RECORD EXTRACTS:
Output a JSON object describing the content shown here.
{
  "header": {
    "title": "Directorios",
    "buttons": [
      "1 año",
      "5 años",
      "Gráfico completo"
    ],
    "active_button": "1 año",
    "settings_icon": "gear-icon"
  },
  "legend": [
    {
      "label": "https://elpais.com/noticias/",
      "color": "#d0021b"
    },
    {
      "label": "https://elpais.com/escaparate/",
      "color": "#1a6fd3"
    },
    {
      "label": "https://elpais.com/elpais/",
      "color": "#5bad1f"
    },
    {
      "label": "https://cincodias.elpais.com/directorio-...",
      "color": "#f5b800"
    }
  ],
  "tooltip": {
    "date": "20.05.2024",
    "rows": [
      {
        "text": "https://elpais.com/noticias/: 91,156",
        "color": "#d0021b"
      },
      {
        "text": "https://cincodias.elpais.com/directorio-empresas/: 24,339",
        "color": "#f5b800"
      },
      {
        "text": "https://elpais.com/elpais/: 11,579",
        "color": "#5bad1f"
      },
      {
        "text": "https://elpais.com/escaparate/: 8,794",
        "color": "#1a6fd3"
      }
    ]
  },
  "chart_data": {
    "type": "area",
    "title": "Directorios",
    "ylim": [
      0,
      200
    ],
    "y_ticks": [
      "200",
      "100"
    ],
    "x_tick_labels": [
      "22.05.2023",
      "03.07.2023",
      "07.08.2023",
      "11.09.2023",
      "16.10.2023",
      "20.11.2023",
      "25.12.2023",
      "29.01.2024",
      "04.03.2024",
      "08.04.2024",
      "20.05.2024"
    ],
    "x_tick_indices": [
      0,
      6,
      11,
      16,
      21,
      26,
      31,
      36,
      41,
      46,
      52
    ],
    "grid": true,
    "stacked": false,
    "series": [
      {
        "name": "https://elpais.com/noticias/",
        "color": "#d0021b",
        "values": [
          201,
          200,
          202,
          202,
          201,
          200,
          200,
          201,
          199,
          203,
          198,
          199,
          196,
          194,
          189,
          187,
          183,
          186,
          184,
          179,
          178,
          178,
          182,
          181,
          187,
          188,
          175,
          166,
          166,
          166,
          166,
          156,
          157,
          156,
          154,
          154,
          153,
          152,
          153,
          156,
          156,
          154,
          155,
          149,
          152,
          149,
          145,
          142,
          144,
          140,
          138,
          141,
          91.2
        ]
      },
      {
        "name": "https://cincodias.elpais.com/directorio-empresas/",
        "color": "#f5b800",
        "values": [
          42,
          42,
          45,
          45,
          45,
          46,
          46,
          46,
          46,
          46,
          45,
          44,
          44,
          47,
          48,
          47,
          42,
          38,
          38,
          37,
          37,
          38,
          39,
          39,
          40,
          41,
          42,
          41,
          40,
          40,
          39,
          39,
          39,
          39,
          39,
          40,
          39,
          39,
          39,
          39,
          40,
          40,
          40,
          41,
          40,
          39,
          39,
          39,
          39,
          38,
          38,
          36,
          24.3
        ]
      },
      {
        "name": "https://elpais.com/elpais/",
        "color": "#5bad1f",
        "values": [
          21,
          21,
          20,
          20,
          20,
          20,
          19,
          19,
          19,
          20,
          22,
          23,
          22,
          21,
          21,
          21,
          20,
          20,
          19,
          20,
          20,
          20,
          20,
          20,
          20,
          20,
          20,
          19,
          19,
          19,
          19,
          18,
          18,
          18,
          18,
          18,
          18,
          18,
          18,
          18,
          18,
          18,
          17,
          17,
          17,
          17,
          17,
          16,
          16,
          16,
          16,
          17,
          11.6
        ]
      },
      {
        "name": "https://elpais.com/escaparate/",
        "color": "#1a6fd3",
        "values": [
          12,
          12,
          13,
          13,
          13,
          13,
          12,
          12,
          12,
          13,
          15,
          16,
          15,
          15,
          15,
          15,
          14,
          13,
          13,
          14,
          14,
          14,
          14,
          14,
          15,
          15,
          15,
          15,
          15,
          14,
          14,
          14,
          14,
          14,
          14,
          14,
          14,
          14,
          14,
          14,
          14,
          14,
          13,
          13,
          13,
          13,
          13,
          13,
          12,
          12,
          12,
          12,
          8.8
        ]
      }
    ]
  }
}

EXERCISE BRIEF:
Report how many lines contain "name". Give nothing but the number.

FINAL RESULT:
4